= Input material =
================================
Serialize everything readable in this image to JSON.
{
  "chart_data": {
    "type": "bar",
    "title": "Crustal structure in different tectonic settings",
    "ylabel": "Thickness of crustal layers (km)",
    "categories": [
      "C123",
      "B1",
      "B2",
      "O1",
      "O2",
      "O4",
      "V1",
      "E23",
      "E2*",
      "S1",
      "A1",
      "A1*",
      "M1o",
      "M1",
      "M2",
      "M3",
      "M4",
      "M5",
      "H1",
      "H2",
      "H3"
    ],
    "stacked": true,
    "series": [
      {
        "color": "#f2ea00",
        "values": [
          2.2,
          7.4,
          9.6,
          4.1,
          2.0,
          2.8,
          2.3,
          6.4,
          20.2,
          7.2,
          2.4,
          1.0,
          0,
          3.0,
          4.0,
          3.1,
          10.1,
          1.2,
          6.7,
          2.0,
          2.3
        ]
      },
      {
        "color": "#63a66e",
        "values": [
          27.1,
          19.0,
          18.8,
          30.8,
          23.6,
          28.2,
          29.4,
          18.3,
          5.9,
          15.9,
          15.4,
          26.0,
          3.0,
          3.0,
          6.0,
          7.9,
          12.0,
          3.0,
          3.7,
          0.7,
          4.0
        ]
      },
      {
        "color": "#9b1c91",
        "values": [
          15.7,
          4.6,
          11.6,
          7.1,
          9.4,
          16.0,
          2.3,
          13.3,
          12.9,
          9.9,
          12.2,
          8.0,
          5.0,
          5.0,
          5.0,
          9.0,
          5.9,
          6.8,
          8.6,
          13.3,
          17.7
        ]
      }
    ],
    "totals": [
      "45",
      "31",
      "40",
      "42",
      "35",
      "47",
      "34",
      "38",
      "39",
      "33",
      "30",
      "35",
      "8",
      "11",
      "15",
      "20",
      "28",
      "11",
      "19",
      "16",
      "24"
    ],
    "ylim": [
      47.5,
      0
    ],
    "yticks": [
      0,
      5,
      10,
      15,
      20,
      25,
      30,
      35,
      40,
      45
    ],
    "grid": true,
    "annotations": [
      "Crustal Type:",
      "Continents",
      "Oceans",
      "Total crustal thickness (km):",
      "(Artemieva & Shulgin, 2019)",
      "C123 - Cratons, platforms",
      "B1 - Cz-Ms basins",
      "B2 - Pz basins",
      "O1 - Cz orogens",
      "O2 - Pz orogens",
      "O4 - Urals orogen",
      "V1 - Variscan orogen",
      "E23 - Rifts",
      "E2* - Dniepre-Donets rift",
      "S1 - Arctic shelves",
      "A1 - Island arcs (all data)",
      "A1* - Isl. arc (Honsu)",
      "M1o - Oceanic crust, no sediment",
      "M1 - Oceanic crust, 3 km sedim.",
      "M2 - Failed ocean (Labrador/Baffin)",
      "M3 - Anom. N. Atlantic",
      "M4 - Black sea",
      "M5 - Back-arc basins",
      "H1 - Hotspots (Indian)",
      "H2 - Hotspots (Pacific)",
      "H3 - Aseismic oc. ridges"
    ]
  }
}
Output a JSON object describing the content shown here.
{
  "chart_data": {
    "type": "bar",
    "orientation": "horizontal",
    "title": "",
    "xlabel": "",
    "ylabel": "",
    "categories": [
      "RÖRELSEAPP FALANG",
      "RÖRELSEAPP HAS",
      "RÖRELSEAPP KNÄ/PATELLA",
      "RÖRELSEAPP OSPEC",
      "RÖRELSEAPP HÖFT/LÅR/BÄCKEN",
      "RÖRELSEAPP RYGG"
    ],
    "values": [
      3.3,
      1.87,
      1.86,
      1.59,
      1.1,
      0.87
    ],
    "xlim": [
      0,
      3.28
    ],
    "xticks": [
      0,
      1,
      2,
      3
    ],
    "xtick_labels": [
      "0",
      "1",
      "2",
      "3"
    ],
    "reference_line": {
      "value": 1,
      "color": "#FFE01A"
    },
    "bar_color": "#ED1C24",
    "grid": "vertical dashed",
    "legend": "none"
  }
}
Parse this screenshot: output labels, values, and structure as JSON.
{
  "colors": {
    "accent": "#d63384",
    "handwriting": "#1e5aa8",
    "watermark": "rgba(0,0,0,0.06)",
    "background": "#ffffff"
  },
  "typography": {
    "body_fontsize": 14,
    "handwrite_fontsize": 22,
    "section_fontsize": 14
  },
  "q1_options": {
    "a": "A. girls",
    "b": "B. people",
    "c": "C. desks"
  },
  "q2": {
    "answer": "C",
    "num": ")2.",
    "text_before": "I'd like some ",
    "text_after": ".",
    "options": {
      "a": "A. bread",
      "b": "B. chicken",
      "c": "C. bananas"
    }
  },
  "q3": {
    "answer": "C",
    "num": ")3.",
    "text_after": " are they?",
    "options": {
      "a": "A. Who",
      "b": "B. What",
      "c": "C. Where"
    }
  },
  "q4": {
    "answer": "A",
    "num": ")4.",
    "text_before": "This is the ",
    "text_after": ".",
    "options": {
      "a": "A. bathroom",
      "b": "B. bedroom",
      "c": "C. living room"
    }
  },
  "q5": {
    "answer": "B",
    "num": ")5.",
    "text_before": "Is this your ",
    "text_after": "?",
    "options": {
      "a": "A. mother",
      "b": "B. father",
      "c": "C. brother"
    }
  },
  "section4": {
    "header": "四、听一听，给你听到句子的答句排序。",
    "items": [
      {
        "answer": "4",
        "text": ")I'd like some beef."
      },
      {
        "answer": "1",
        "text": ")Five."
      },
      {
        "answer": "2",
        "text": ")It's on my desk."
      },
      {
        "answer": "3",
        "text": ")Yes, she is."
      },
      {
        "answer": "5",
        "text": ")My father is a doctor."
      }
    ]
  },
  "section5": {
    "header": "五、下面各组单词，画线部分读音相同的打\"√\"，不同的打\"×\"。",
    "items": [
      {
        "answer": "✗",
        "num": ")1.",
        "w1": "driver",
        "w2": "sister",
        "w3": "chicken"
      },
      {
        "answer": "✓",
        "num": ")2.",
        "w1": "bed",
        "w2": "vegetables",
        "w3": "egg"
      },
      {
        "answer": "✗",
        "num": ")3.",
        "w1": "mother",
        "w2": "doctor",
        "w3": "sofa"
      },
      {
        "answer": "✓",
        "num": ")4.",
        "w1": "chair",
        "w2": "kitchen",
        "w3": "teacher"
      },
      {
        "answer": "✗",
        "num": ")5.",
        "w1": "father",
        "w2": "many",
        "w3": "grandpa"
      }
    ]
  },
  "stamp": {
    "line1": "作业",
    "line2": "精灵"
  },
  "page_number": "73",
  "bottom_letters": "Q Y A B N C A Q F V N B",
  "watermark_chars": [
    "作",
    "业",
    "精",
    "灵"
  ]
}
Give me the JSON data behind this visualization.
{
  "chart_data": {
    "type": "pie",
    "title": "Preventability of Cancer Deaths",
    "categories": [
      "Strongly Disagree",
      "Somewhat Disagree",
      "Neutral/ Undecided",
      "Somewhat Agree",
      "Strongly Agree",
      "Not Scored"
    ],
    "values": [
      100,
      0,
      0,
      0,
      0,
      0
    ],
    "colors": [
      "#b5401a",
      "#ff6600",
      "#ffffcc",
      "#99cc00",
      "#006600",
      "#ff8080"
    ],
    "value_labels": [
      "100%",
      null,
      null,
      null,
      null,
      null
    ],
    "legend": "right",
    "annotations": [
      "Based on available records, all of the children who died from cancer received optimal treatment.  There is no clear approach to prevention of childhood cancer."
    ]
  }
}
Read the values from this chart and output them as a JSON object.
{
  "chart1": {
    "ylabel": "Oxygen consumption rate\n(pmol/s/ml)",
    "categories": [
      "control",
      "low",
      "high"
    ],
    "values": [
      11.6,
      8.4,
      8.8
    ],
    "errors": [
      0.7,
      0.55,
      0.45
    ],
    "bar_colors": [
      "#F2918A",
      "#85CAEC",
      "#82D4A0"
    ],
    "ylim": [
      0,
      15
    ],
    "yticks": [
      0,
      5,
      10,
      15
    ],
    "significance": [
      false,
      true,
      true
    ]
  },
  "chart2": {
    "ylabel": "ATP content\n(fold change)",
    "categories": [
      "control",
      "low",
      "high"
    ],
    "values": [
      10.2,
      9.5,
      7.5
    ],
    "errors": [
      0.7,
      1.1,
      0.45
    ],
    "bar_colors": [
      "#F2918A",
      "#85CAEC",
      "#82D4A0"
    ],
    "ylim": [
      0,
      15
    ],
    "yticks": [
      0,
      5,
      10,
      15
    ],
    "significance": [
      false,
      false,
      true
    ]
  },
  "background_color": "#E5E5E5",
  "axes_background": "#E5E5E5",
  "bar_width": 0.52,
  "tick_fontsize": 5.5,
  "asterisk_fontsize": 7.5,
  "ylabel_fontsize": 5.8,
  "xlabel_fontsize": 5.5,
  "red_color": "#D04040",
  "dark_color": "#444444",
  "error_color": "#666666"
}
================================
= Task details =
Return, word for word, each line from the line that contains "Read the values" to the end of the listing above; include both end lines and nothing else.

= Result of this task =
Read the values from this chart and output them as a JSON object.
{
  "chart1": {
    "ylabel": "Oxygen consumption rate\n(pmol/s/ml)",
    "categories": [
      "control",
      "low",
      "high"
    ],
    "values": [
      11.6,
      8.4,
      8.8
    ],
    "errors": [
      0.7,
      0.55,
      0.45
    ],
    "bar_colors": [
      "#F2918A",
      "#85CAEC",
      "#82D4A0"
    ],
    "ylim": [
      0,
      15
    ],
    "yticks": [
      0,
      5,
      10,
      15
    ],
    "significance": [
      false,
      true,
      true
    ]
  },
  "chart2": {
    "ylabel": "ATP content\n(fold change)",
    "categories": [
      "control",
      "low",
      "high"
    ],
    "values": [
      10.2,
      9.5,
      7.5
    ],
    "errors": [
      0.7,
      1.1,
      0.45
    ],
    "bar_colors": [
      "#F2918A",
      "#85CAEC",
      "#82D4A0"
    ],
    "ylim": [
      0,
      15
    ],
    "yticks": [
      0,
      5,
      10,
      15
    ],
    "significance": [
      false,
      false,
      true
    ]
  },
  "background_color": "#E5E5E5",
  "axes_background": "#E5E5E5",
  "bar_width": 0.52,
  "tick_fontsize": 5.5,
  "asterisk_fontsize": 7.5,
  "ylabel_fontsize": 5.8,
  "xlabel_fontsize": 5.5,
  "red_color": "#D04040",
  "dark_color": "#444444",
  "error_color": "#666666"
}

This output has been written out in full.